Information given:
↓↓↓

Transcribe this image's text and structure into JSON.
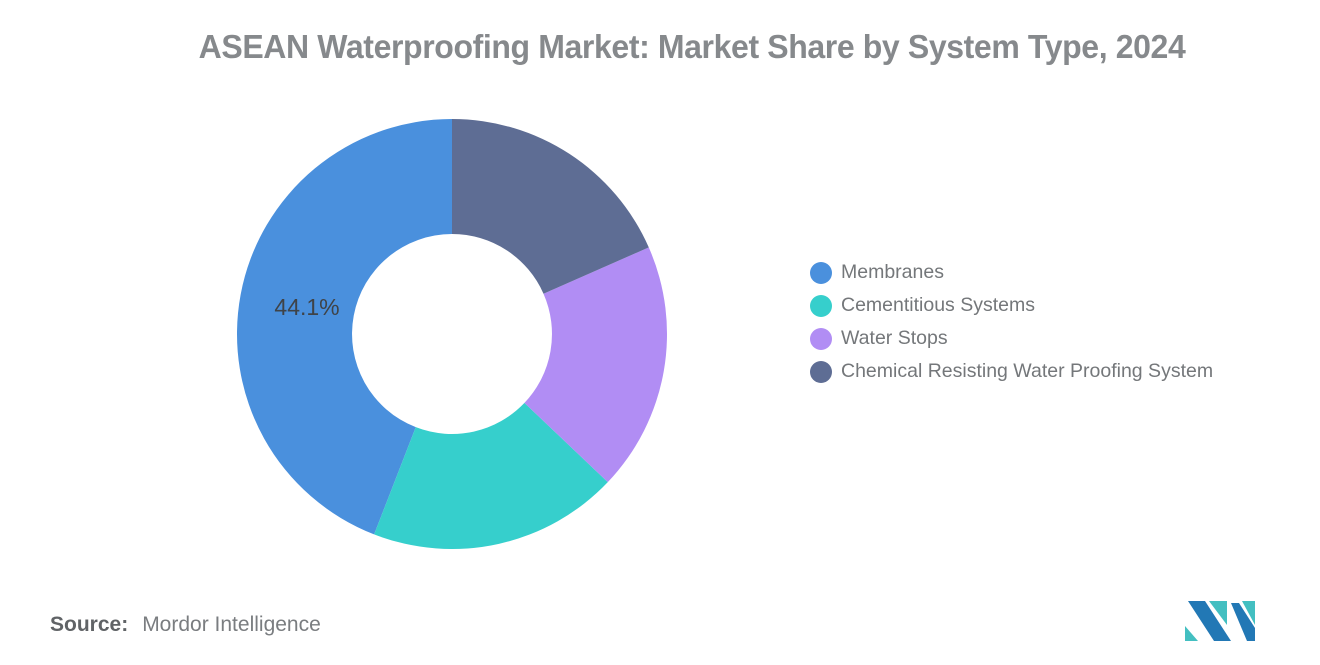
{
  "title": "ASEAN Waterproofing Market: Market Share by System Type, 2024",
  "source": {
    "prefix": "Source:",
    "text": "Mordor Intelligence"
  },
  "logo": {
    "name": "Mordor Intelligence logo",
    "blue": "#2278B5",
    "teal": "#43BFC1"
  },
  "chart_data": {
    "type": "pie",
    "subtype": "donut",
    "title": "ASEAN Waterproofing Market: Market Share by System Type, 2024",
    "unit": "%",
    "inner_radius_ratio": 0.465,
    "start_angle_deg": 0,
    "direction": "counterclockwise",
    "legend_position": "right",
    "series": [
      {
        "name": "Membranes",
        "value": 44.1,
        "color": "#4A90DD",
        "label": "44.1%"
      },
      {
        "name": "Cementitious Systems",
        "value": 18.8,
        "color": "#36CFCC",
        "label": null
      },
      {
        "name": "Water Stops",
        "value": 18.7,
        "color": "#B18DF4",
        "label": null
      },
      {
        "name": "Chemical Resisting Water Proofing System",
        "value": 18.4,
        "color": "#5E6D94",
        "label": null
      }
    ]
  }
}
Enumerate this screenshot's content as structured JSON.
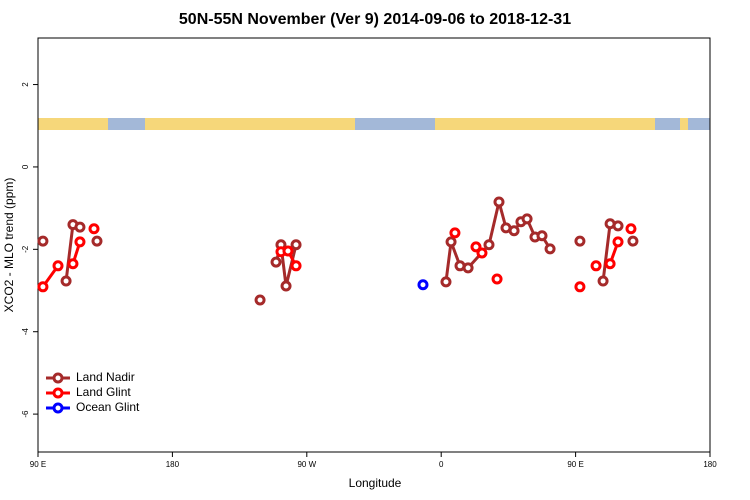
{
  "chart_data": {
    "type": "line",
    "title": "50N-55N November (Ver 9)   2014-09-06 to 2018-12-31",
    "xlabel": "Longitude",
    "ylabel": "XCO2 - MLO trend (ppm)",
    "xlim": [
      90,
      540
    ],
    "ylim": [
      -6.92,
      3.13
    ],
    "xticks": [
      {
        "value": 90,
        "label": "90 E"
      },
      {
        "value": 180,
        "label": "180"
      },
      {
        "value": 270,
        "label": "90 W"
      },
      {
        "value": 360,
        "label": "0"
      },
      {
        "value": 450,
        "label": "90 E"
      },
      {
        "value": 540,
        "label": "180"
      }
    ],
    "yticks": [
      2,
      0,
      -2,
      -4,
      -6
    ],
    "legend": "bottom-left",
    "series": [
      {
        "name": "Land Nadir",
        "color": "#a52a2a",
        "x": [
          93.3,
          null,
          108.8,
          113.4,
          118.1,
          null,
          129.5,
          null,
          238.7,
          null,
          249.4,
          252.7,
          256.1,
          262.8,
          null,
          363.2,
          366.6,
          372.6,
          378.0,
          392.0,
          398.7,
          403.4,
          408.8,
          413.4,
          417.5,
          422.8,
          427.5,
          432.9,
          null,
          452.9,
          null,
          468.4,
          473.1,
          478.4,
          null,
          488.4
        ],
        "values": [
          -1.8,
          null,
          -2.77,
          -1.4,
          -1.46,
          null,
          -1.8,
          null,
          -3.23,
          null,
          -2.31,
          -1.89,
          -2.89,
          -1.89,
          null,
          -2.79,
          -1.82,
          -2.4,
          -2.45,
          -1.89,
          -0.85,
          -1.48,
          -1.55,
          -1.33,
          -1.26,
          -1.7,
          -1.67,
          -1.99,
          null,
          -1.8,
          null,
          -2.77,
          -1.38,
          -1.43,
          null,
          -1.8
        ]
      },
      {
        "name": "Land Glint",
        "color": "#ff0000",
        "x": [
          93.3,
          103.4,
          null,
          113.4,
          118.1,
          null,
          127.5,
          null,
          252.7,
          257.4,
          262.8,
          null,
          369.2,
          null,
          383.3,
          387.3,
          null,
          397.4,
          null,
          452.9,
          null,
          463.7,
          null,
          473.1,
          478.4,
          null,
          487.1
        ],
        "values": [
          -2.91,
          -2.4,
          null,
          -2.35,
          -1.82,
          null,
          -1.5,
          null,
          -2.06,
          -2.04,
          -2.4,
          null,
          -1.6,
          null,
          -1.94,
          -2.09,
          null,
          -2.72,
          null,
          -2.91,
          null,
          -2.4,
          null,
          -2.35,
          -1.82,
          null,
          -1.5
        ]
      },
      {
        "name": "Ocean Glint",
        "color": "#0000ff",
        "x": [
          347.8
        ],
        "values": [
          -2.86
        ]
      }
    ]
  }
}
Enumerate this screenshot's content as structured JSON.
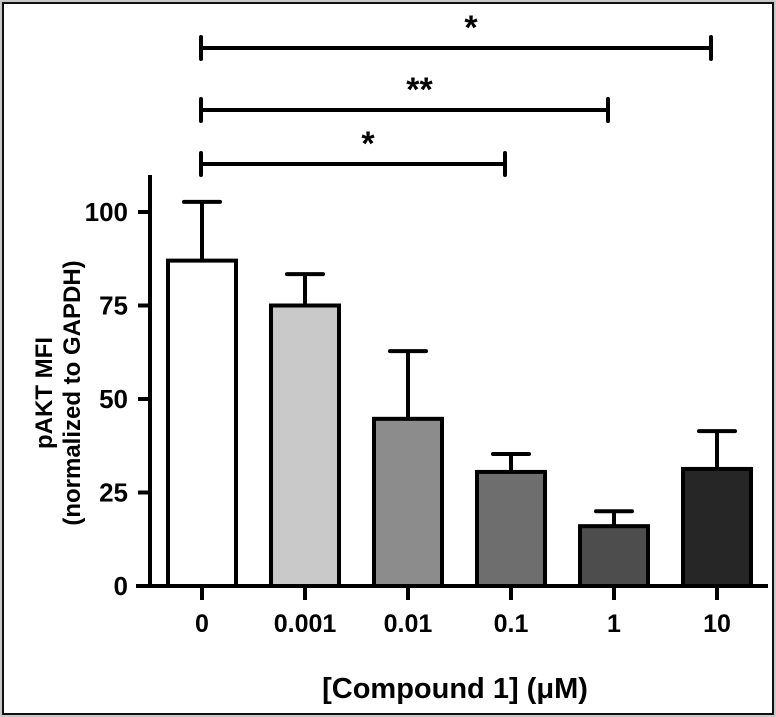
{
  "chart_data": {
    "type": "bar",
    "title": "",
    "xlabel": "[Compound 1] (μM)",
    "ylabel_line1": "pAKT MFI",
    "ylabel_line2": "(normalized to GAPDH)",
    "ylim": [
      0,
      110
    ],
    "yticks": [
      0,
      25,
      50,
      75,
      100
    ],
    "ytick_labels": [
      "0",
      "25",
      "50",
      "75",
      "100"
    ],
    "grid": false,
    "categories": [
      "0",
      "0.001",
      "0.01",
      "0.1",
      "1",
      "10"
    ],
    "values": [
      87,
      75,
      44.7,
      30.5,
      16,
      31.3
    ],
    "error_upper": [
      102.7,
      83.4,
      62.8,
      35.3,
      20,
      41.4
    ],
    "bar_colors": [
      "#ffffff",
      "#c9c9c9",
      "#8c8c8c",
      "#6e6e6e",
      "#4d4d4d",
      "#262626"
    ],
    "significance": [
      {
        "from": "0",
        "to": "0.1",
        "label": "*"
      },
      {
        "from": "0",
        "to": "1",
        "label": "**"
      },
      {
        "from": "0",
        "to": "10",
        "label": "*"
      }
    ]
  }
}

↑↑↑

What to work on:
Using the entries above, find all lines with "ASEAN". Copy them.

Task result:
  "title": "ASEAN Waterproofing Market: Market Share by System Type, 2024",
    "title": "ASEAN Waterproofing Market: Market Share by System Type, 2024",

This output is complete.